# [DIRECTIONS FOR THIS TASK]
Copy every line of the records below where the word "бюджет" occurs.

# [TASK DATA]
------------------------------------
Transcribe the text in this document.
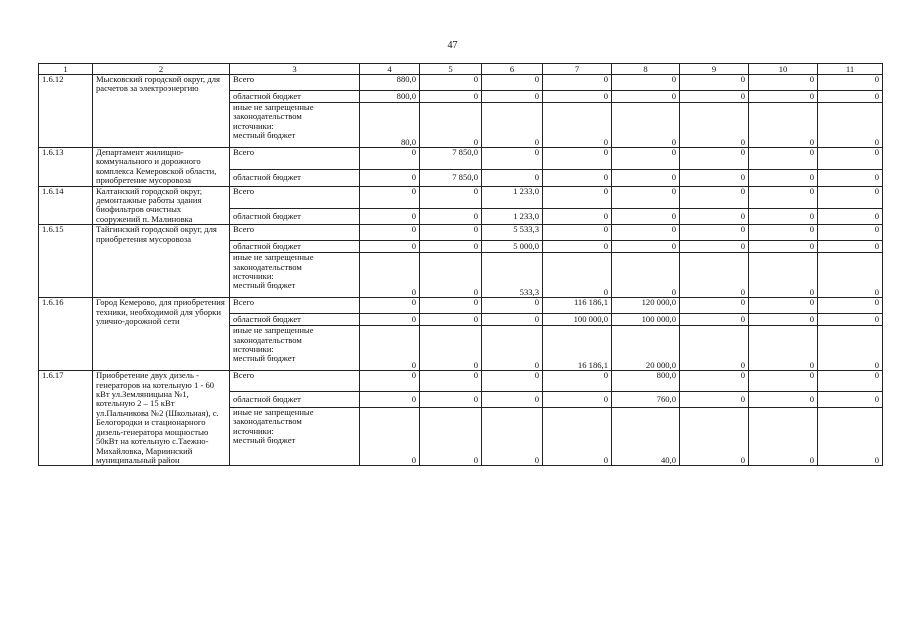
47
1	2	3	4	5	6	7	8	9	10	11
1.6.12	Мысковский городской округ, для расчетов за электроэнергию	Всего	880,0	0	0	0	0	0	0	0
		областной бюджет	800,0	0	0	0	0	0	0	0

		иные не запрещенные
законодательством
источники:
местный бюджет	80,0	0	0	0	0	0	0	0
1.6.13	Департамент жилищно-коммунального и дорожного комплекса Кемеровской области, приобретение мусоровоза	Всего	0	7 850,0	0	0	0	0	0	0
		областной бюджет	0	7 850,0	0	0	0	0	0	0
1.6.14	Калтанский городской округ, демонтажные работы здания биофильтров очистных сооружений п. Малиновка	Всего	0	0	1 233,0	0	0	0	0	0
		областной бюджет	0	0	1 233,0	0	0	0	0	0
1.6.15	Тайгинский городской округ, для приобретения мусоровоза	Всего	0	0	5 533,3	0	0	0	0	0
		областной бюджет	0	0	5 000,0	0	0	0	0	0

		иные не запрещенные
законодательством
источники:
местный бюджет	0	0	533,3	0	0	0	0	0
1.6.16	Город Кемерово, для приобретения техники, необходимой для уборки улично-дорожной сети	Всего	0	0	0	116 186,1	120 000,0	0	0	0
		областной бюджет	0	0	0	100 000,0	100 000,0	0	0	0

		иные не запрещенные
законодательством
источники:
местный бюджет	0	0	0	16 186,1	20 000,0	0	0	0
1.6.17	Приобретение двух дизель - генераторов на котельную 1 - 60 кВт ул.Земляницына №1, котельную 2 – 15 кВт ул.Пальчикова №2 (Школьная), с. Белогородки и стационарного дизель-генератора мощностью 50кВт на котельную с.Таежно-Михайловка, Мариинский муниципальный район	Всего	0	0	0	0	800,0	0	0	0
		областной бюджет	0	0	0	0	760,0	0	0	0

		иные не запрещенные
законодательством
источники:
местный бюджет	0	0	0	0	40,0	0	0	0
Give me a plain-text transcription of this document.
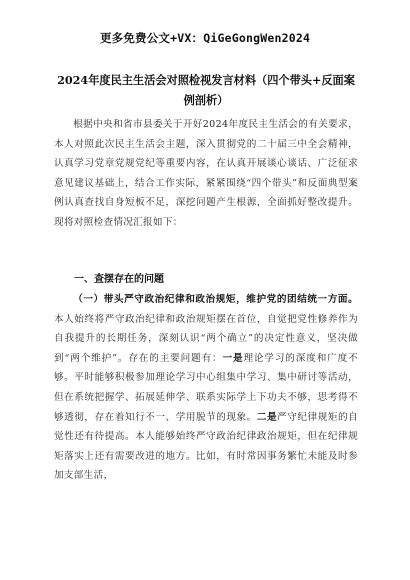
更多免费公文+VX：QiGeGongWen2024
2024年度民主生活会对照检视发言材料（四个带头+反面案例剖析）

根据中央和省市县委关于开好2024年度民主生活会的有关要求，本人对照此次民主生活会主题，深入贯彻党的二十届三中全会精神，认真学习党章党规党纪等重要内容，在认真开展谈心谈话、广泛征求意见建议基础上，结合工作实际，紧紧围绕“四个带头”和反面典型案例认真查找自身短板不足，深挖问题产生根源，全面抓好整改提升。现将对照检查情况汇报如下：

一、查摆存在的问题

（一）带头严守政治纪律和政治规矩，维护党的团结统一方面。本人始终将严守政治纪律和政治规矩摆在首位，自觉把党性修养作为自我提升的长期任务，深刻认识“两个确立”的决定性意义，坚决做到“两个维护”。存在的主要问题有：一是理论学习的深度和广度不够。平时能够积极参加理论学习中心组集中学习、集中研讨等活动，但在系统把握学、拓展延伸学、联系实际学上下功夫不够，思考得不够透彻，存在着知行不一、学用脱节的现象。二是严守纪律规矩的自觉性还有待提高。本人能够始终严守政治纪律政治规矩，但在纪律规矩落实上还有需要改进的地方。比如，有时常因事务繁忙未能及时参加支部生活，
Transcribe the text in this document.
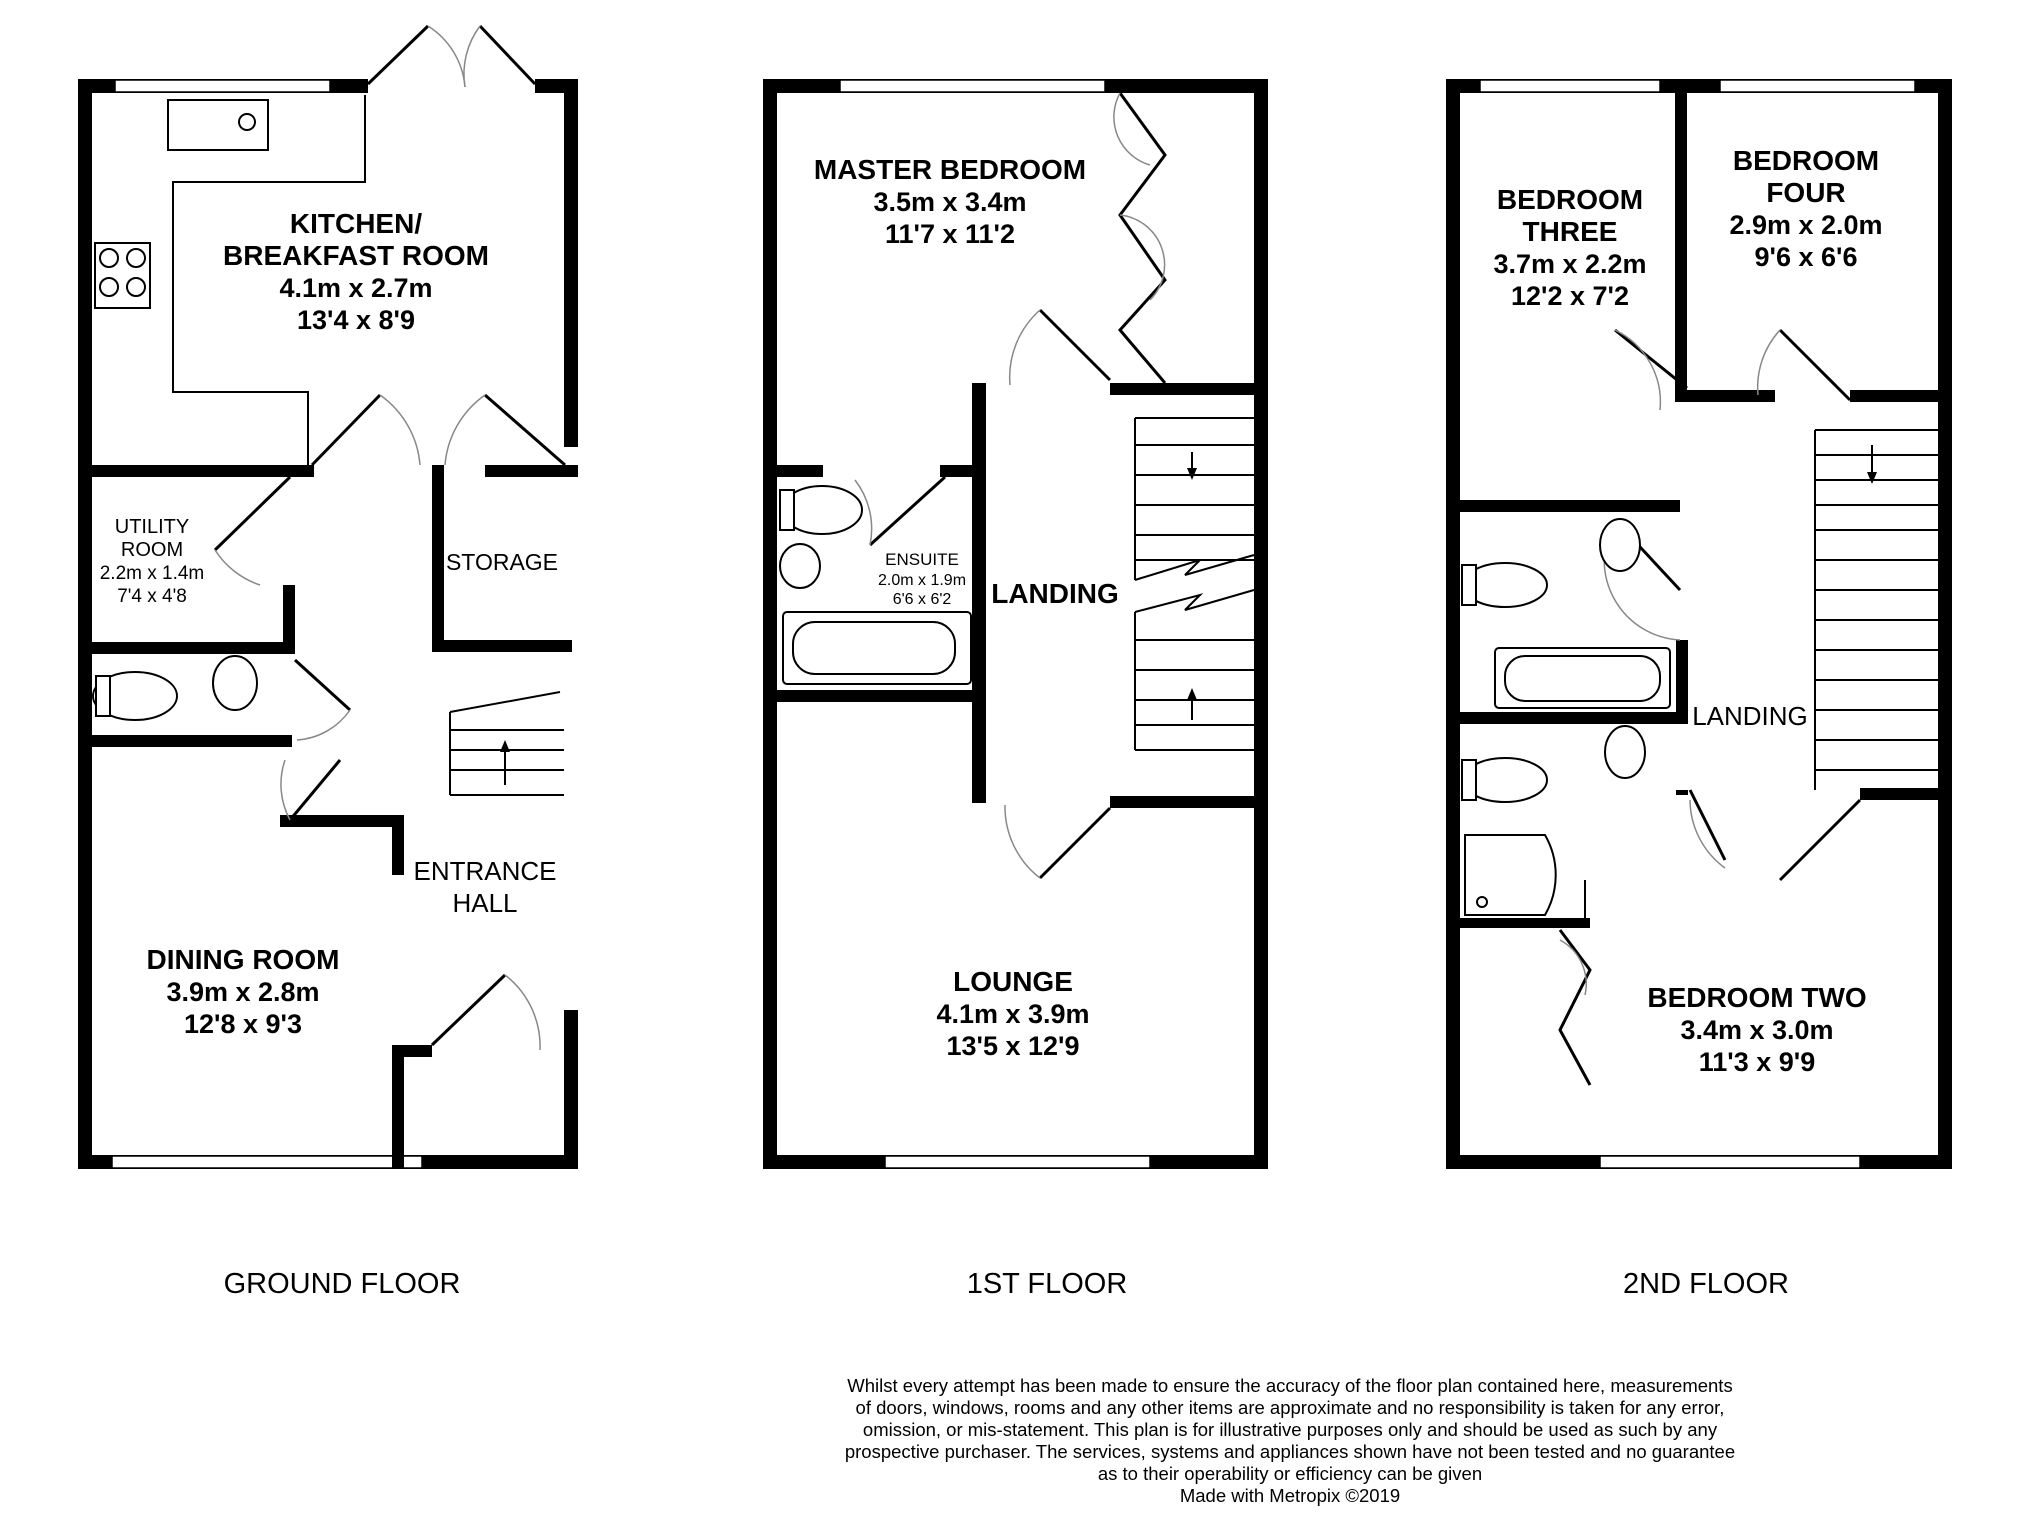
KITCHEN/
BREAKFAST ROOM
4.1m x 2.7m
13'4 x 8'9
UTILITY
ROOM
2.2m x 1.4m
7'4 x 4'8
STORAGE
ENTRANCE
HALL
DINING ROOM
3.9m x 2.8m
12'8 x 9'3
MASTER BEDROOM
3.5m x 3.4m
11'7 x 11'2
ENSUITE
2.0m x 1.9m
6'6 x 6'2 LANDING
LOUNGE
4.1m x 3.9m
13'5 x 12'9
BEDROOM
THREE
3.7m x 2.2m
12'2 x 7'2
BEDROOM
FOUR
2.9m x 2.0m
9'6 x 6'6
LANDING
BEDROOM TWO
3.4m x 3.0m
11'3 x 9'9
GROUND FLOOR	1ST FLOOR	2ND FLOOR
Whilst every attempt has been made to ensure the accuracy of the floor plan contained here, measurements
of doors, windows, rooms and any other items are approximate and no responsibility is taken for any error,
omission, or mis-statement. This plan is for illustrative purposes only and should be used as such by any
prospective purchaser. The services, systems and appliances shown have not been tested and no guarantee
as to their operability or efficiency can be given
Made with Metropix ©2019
------------------------------------
# [EXERCISE RESULT]
		областной бюджет	800,0	0	0	0	0	0	0	0
местный бюджет	80,0	0	0	0	0	0	0	0
		областной бюджет	0	7 850,0	0	0	0	0	0	0
		областной бюджет	0	0	1 233,0	0	0	0	0	0
		областной бюджет	0	0	5 000,0	0	0	0	0	0
местный бюджет	0	0	533,3	0	0	0	0	0
		областной бюджет	0	0	0	100 000,0	100 000,0	0	0	0
местный бюджет	0	0	0	16 186,1	20 000,0	0	0	0
		областной бюджет	0	0	0	0	760,0	0	0	0
местный бюджет	0	0	0	0	40,0	0	0	0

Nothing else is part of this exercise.